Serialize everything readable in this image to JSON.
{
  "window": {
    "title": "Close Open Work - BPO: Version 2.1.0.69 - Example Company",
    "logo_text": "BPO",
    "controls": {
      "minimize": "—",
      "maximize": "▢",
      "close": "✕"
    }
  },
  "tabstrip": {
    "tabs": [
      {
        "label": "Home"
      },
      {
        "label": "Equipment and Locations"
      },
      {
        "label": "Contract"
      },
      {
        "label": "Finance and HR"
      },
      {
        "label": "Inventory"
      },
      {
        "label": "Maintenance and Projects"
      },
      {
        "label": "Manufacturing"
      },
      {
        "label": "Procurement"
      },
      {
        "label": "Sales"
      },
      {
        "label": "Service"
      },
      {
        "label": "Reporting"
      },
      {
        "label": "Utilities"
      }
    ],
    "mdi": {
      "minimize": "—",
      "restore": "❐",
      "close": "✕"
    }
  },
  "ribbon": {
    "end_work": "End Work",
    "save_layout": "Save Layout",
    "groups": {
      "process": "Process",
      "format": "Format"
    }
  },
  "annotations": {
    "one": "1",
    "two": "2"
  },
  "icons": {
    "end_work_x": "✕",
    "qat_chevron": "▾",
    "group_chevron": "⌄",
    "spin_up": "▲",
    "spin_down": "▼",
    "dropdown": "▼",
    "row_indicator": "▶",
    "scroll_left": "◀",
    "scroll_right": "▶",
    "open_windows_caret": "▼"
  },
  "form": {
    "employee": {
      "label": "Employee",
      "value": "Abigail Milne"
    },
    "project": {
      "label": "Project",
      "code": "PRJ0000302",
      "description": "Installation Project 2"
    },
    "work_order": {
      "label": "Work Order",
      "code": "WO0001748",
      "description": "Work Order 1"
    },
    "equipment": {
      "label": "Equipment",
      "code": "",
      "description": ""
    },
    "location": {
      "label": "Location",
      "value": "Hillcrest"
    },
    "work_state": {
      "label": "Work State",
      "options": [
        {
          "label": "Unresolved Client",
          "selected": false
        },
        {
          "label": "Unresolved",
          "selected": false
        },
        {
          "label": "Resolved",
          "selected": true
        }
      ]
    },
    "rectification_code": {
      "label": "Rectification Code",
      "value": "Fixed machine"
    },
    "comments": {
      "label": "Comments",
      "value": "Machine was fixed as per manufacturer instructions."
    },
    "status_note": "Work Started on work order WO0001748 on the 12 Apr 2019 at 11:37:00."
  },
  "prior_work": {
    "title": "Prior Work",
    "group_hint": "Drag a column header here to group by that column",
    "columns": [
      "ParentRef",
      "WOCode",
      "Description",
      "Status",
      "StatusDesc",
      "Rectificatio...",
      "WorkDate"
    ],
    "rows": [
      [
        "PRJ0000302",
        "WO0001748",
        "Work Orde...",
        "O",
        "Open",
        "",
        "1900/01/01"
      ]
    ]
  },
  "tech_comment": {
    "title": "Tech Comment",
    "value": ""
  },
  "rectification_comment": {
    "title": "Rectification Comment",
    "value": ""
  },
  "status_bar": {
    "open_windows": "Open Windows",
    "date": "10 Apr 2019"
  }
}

** Your objective **
Write out every line of the preceding listing that contains "value".

** Correct result **
      "value": "Abigail Milne"
      "value": "Hillcrest"
      "value": "Fixed machine"
      "value": "Machine was fixed as per manufacturer instructions."
    "value": ""
    "value": ""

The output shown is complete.